DO THIS:
Repeat the material verbatim and drop the pictures.

(begin)

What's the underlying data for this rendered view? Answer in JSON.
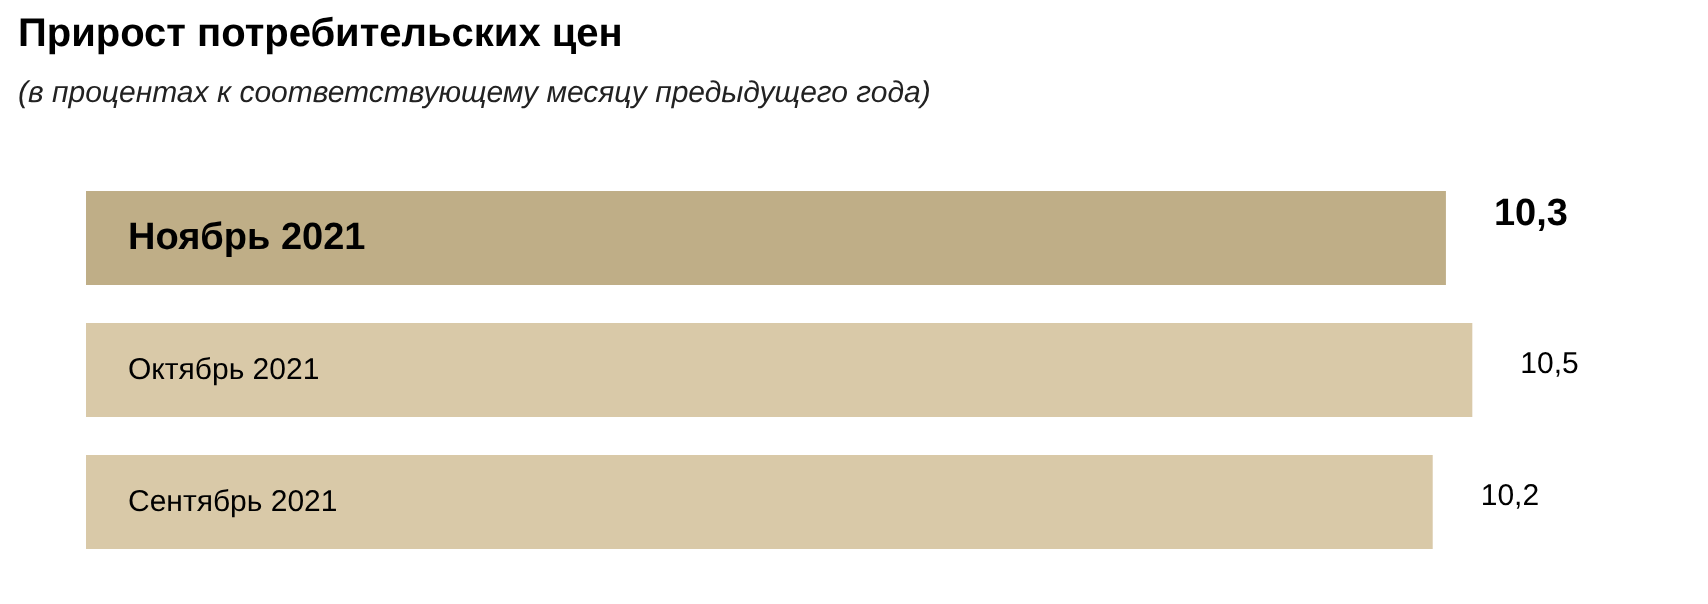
{
  "chart_data": {
    "type": "bar",
    "orientation": "horizontal",
    "title": "Прирост потребительских цен",
    "subtitle": "(в процентах к соответствующему месяцу предыдущего года)",
    "categories": [
      "Ноябрь 2021",
      "Октябрь 2021",
      "Сентябрь 2021"
    ],
    "values": [
      10.3,
      10.5,
      10.2
    ],
    "value_labels": [
      "10,3",
      "10,5",
      "10,2"
    ],
    "colors": [
      "#bfae87",
      "#d9c9a8",
      "#d9c9a8"
    ]
  }
}
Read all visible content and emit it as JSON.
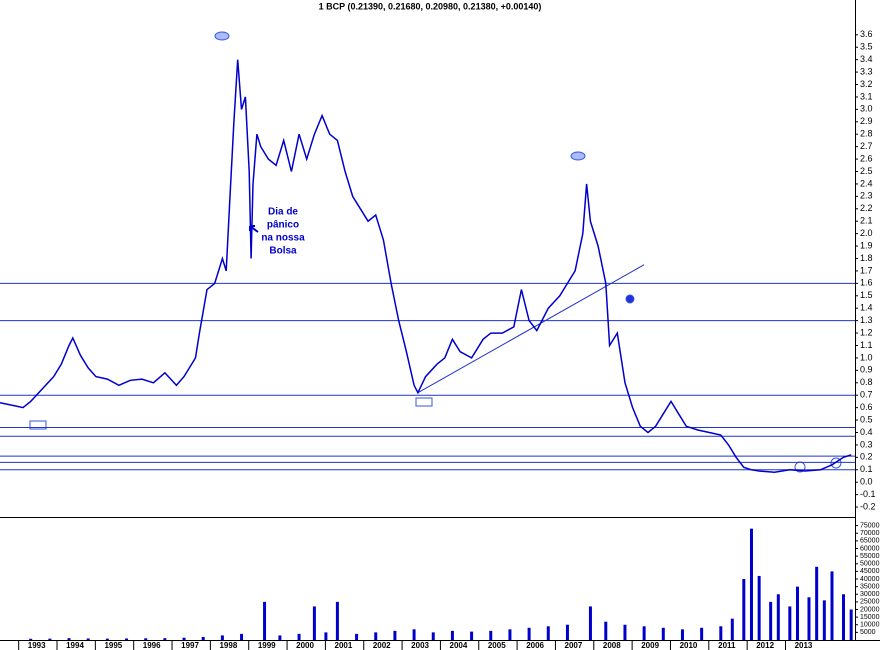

(end)

EXERCISE RESPONSE:
What's the underlying data for this rendered view? Answer in JSON.
{
  "chart_data": {
    "type": "bar",
    "orientation": "horizontal",
    "title": "Прирост потребительских цен",
    "subtitle": "(в процентах к соответствующему месяцу предыдущего года)",
    "categories": [
      "Ноябрь 2021",
      "Октябрь 2021",
      "Сентябрь 2021"
    ],
    "values": [
      10.3,
      10.5,
      10.2
    ],
    "value_labels": [
      "10,3",
      "10,5",
      "10,2"
    ],
    "colors": [
      "#bfae87",
      "#d9c9a8",
      "#d9c9a8"
    ]
  }
}
Read all visible content and emit it as JSON.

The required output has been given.